Reproduce every line of the material below without changing anything.

Box coordinate listings
+ + +
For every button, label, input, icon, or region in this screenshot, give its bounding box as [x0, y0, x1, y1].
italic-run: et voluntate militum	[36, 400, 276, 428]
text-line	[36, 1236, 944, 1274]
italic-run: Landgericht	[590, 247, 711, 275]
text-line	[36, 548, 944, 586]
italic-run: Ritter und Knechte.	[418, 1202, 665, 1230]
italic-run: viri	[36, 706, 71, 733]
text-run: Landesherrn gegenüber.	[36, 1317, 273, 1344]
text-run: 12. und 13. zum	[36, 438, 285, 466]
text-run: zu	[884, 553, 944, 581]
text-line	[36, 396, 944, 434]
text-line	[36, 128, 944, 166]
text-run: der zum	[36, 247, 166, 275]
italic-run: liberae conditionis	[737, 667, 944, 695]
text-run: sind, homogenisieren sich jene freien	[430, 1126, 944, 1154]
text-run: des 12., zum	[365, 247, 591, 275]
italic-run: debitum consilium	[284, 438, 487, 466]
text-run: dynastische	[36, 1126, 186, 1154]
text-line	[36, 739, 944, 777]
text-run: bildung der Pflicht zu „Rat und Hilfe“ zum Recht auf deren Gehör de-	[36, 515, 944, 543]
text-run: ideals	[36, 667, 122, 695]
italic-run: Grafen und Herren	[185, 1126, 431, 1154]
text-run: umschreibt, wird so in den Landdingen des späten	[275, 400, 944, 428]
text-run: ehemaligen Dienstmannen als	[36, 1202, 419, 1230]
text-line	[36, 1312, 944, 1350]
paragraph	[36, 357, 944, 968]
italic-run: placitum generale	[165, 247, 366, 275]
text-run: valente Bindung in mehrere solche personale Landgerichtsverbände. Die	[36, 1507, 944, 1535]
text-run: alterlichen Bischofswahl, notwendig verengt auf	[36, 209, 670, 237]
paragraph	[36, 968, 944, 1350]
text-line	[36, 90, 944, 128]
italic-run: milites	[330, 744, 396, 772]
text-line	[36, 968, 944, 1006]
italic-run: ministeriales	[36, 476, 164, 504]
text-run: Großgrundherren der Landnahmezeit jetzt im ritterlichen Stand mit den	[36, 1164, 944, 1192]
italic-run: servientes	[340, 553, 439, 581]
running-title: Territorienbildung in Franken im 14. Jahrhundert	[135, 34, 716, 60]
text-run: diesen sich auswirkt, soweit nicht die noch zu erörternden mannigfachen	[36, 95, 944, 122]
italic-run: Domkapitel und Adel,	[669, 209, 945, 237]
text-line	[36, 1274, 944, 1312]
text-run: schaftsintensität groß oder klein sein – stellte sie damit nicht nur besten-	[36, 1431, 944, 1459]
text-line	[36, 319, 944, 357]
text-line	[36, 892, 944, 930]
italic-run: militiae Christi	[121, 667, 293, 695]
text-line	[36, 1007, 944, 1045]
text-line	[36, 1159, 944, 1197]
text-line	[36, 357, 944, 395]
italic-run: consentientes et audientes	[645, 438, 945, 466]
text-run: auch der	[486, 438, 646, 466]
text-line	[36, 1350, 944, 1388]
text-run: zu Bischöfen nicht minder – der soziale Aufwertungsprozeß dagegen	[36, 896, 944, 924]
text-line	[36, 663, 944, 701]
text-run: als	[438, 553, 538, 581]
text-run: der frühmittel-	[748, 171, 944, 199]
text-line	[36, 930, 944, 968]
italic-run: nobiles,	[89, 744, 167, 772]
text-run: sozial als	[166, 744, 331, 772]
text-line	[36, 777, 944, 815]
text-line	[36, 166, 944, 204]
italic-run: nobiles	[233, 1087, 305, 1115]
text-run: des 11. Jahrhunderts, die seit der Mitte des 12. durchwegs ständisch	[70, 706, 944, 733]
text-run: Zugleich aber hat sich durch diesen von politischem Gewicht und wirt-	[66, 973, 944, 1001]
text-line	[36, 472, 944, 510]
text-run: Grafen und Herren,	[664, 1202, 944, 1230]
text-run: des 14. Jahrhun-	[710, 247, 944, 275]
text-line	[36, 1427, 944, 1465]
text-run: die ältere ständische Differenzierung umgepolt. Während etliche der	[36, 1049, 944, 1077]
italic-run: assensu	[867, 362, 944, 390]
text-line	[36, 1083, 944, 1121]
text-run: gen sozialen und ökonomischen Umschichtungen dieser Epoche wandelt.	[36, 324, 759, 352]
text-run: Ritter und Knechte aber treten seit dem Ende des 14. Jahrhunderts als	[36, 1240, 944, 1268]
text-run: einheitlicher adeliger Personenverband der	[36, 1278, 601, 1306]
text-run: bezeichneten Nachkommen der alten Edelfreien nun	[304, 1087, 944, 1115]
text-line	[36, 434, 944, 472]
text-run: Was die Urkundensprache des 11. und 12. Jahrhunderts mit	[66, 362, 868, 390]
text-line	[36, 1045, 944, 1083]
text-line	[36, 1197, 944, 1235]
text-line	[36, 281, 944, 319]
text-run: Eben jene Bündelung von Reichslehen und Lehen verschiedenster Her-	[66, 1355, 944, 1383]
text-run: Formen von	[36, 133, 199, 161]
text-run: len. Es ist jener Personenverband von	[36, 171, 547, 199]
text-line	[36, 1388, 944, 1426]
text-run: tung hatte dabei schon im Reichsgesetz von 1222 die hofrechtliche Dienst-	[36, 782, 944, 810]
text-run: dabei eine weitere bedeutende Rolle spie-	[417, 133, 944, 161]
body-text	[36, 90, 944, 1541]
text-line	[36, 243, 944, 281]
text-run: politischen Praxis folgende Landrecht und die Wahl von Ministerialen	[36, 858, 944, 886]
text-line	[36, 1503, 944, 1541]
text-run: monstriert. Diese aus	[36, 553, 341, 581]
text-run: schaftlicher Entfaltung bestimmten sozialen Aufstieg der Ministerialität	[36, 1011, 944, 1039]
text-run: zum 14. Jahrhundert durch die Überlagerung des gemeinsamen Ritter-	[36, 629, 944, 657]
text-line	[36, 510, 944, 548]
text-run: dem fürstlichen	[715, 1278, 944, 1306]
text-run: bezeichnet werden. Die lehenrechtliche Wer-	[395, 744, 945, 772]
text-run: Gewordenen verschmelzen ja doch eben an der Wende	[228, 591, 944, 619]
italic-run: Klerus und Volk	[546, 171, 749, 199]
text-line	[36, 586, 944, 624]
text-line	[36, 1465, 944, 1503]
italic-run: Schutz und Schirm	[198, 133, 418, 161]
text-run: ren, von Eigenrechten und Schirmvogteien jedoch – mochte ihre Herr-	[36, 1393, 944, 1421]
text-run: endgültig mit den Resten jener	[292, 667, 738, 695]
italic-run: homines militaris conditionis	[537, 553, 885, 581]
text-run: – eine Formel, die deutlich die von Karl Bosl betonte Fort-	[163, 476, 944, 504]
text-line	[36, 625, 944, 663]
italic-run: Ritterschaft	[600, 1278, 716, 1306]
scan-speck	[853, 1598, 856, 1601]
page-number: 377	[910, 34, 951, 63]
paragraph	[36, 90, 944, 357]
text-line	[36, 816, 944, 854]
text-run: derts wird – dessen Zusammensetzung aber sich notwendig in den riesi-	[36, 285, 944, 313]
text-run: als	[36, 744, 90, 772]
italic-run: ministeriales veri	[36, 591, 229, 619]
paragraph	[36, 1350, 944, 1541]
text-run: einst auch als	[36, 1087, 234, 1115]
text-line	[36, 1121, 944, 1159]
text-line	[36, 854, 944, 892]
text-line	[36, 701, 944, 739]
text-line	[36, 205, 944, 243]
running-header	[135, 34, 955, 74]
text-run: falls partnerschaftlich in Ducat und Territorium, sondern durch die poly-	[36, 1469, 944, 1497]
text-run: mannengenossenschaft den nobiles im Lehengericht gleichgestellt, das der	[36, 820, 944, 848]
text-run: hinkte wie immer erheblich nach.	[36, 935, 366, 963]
+ + +
**The response:**
For every button, label, input, icon, or region in this screenshot, give its bounding box as [x0, y0, x1, y1].
italic-run: et voluntate militum	[36, 400, 276, 428]
text-line	[36, 1236, 944, 1274]
italic-run: Landgericht	[590, 247, 711, 275]
text-line	[36, 548, 944, 586]
italic-run: Ritter und Knechte.	[418, 1202, 665, 1230]
italic-run: viri	[36, 706, 71, 733]
text-run: Landesherrn gegenüber.	[36, 1317, 273, 1344]
text-run: 12. und 13. zum	[36, 438, 285, 466]
text-run: zu	[884, 553, 944, 581]
text-line	[36, 396, 944, 434]
text-line	[36, 128, 944, 166]
text-run: der zum	[36, 247, 166, 275]
italic-run: liberae conditionis	[737, 667, 944, 695]
text-run: sind, homogenisieren sich jene freien	[430, 1126, 944, 1154]
text-run: des 12., zum	[365, 247, 591, 275]
italic-run: debitum consilium	[284, 438, 487, 466]
text-run: dynastische	[36, 1126, 186, 1154]
text-line	[36, 739, 944, 777]
text-run: bildung der Pflicht zu „Rat und Hilfe“ zum Recht auf deren Gehör de-	[36, 515, 944, 543]
text-run: ideals	[36, 667, 122, 695]
italic-run: Grafen und Herren	[185, 1126, 431, 1154]
text-run: umschreibt, wird so in den Landdingen des späten	[275, 400, 944, 428]
text-run: ehemaligen Dienstmannen als	[36, 1202, 419, 1230]
text-line	[36, 1312, 944, 1350]
paragraph	[36, 357, 944, 968]
italic-run: placitum generale	[165, 247, 366, 275]
text-run: valente Bindung in mehrere solche personale Landgerichtsverbände. Die	[36, 1507, 944, 1535]
text-run: alterlichen Bischofswahl, notwendig verengt auf	[36, 209, 670, 237]
paragraph	[36, 968, 944, 1350]
text-line	[36, 90, 944, 128]
italic-run: milites	[330, 744, 396, 772]
text-line	[36, 968, 944, 1006]
italic-run: ministeriales	[36, 476, 164, 504]
text-run: Großgrundherren der Landnahmezeit jetzt im ritterlichen Stand mit den	[36, 1164, 944, 1192]
italic-run: servientes	[340, 553, 439, 581]
running-title: Territorienbildung in Franken im 14. Jahrhundert	[135, 34, 716, 60]
text-run: diesen sich auswirkt, soweit nicht die noch zu erörternden mannigfachen	[36, 95, 944, 122]
italic-run: Domkapitel und Adel,	[669, 209, 945, 237]
text-line	[36, 1274, 944, 1312]
text-run: schaftsintensität groß oder klein sein – stellte sie damit nicht nur besten-	[36, 1431, 944, 1459]
text-line	[36, 319, 944, 357]
text-line	[36, 892, 944, 930]
italic-run: militiae Christi	[121, 667, 293, 695]
text-line	[36, 1007, 944, 1045]
text-line	[36, 1159, 944, 1197]
text-line	[36, 357, 944, 395]
italic-run: consentientes et audientes	[645, 438, 945, 466]
text-run: auch der	[486, 438, 646, 466]
text-line	[36, 1350, 944, 1388]
text-run: zu Bischöfen nicht minder – der soziale Aufwertungsprozeß dagegen	[36, 896, 944, 924]
text-line	[36, 663, 944, 701]
text-run: als	[438, 553, 538, 581]
text-run: der frühmittel-	[748, 171, 944, 199]
text-line	[36, 930, 944, 968]
italic-run: nobiles,	[89, 744, 167, 772]
text-run: sozial als	[166, 744, 331, 772]
text-line	[36, 777, 944, 815]
text-line	[36, 166, 944, 204]
italic-run: nobiles	[233, 1087, 305, 1115]
text-run: des 11. Jahrhunderts, die seit der Mitte des 12. durchwegs ständisch	[70, 706, 944, 733]
text-run: Zugleich aber hat sich durch diesen von politischem Gewicht und wirt-	[66, 973, 944, 1001]
text-line	[36, 472, 944, 510]
text-run: Grafen und Herren,	[664, 1202, 944, 1230]
text-run: des 14. Jahrhun-	[710, 247, 944, 275]
text-line	[36, 1427, 944, 1465]
text-run: die ältere ständische Differenzierung umgepolt. Während etliche der	[36, 1049, 944, 1077]
italic-run: assensu	[867, 362, 944, 390]
text-line	[36, 1083, 944, 1121]
text-run: gen sozialen und ökonomischen Umschichtungen dieser Epoche wandelt.	[36, 324, 759, 352]
text-run: Ritter und Knechte aber treten seit dem Ende des 14. Jahrhunderts als	[36, 1240, 944, 1268]
text-run: einheitlicher adeliger Personenverband der	[36, 1278, 601, 1306]
text-run: bezeichneten Nachkommen der alten Edelfreien nun	[304, 1087, 944, 1115]
text-line	[36, 434, 944, 472]
text-run: Was die Urkundensprache des 11. und 12. Jahrhunderts mit	[66, 362, 868, 390]
text-line	[36, 1045, 944, 1083]
text-line	[36, 1197, 944, 1235]
text-line	[36, 281, 944, 319]
text-run: Eben jene Bündelung von Reichslehen und Lehen verschiedenster Her-	[66, 1355, 944, 1383]
text-run: Formen von	[36, 133, 199, 161]
text-run: len. Es ist jener Personenverband von	[36, 171, 547, 199]
text-line	[36, 1388, 944, 1426]
text-run: tung hatte dabei schon im Reichsgesetz von 1222 die hofrechtliche Dienst-	[36, 782, 944, 810]
text-run: dabei eine weitere bedeutende Rolle spie-	[417, 133, 944, 161]
body-text	[36, 90, 944, 1541]
text-line	[36, 243, 944, 281]
text-run: politischen Praxis folgende Landrecht und die Wahl von Ministerialen	[36, 858, 944, 886]
text-line	[36, 1503, 944, 1541]
text-run: monstriert. Diese aus	[36, 553, 341, 581]
text-run: schaftlicher Entfaltung bestimmten sozialen Aufstieg der Ministerialität	[36, 1011, 944, 1039]
text-run: zum 14. Jahrhundert durch die Überlagerung des gemeinsamen Ritter-	[36, 629, 944, 657]
text-line	[36, 510, 944, 548]
text-run: dem fürstlichen	[715, 1278, 944, 1306]
text-run: bezeichnet werden. Die lehenrechtliche Wer-	[395, 744, 945, 772]
text-run: Gewordenen verschmelzen ja doch eben an der Wende	[228, 591, 944, 619]
italic-run: Klerus und Volk	[546, 171, 749, 199]
text-line	[36, 586, 944, 624]
text-line	[36, 1465, 944, 1503]
italic-run: Schutz und Schirm	[198, 133, 418, 161]
text-run: ren, von Eigenrechten und Schirmvogteien jedoch – mochte ihre Herr-	[36, 1393, 944, 1421]
text-run: endgültig mit den Resten jener	[292, 667, 738, 695]
italic-run: homines militaris conditionis	[537, 553, 885, 581]
text-run: – eine Formel, die deutlich die von Karl Bosl betonte Fort-	[163, 476, 944, 504]
text-line	[36, 625, 944, 663]
italic-run: Ritterschaft	[600, 1278, 716, 1306]
scan-speck	[853, 1598, 856, 1601]
page-number: 377	[910, 34, 951, 63]
paragraph	[36, 90, 944, 357]
text-line	[36, 816, 944, 854]
text-run: derts wird – dessen Zusammensetzung aber sich notwendig in den riesi-	[36, 285, 944, 313]
text-run: als	[36, 744, 90, 772]
italic-run: ministeriales veri	[36, 591, 229, 619]
paragraph	[36, 1350, 944, 1541]
text-run: einst auch als	[36, 1087, 234, 1115]
text-line	[36, 1121, 944, 1159]
text-line	[36, 854, 944, 892]
text-line	[36, 701, 944, 739]
text-line	[36, 205, 944, 243]
running-header	[135, 34, 955, 74]
text-run: falls partnerschaftlich in Ducat und Territorium, sondern durch die poly-	[36, 1469, 944, 1497]
text-run: mannengenossenschaft den nobiles im Lehengericht gleichgestellt, das der	[36, 820, 944, 848]
text-run: hinkte wie immer erheblich nach.	[36, 935, 366, 963]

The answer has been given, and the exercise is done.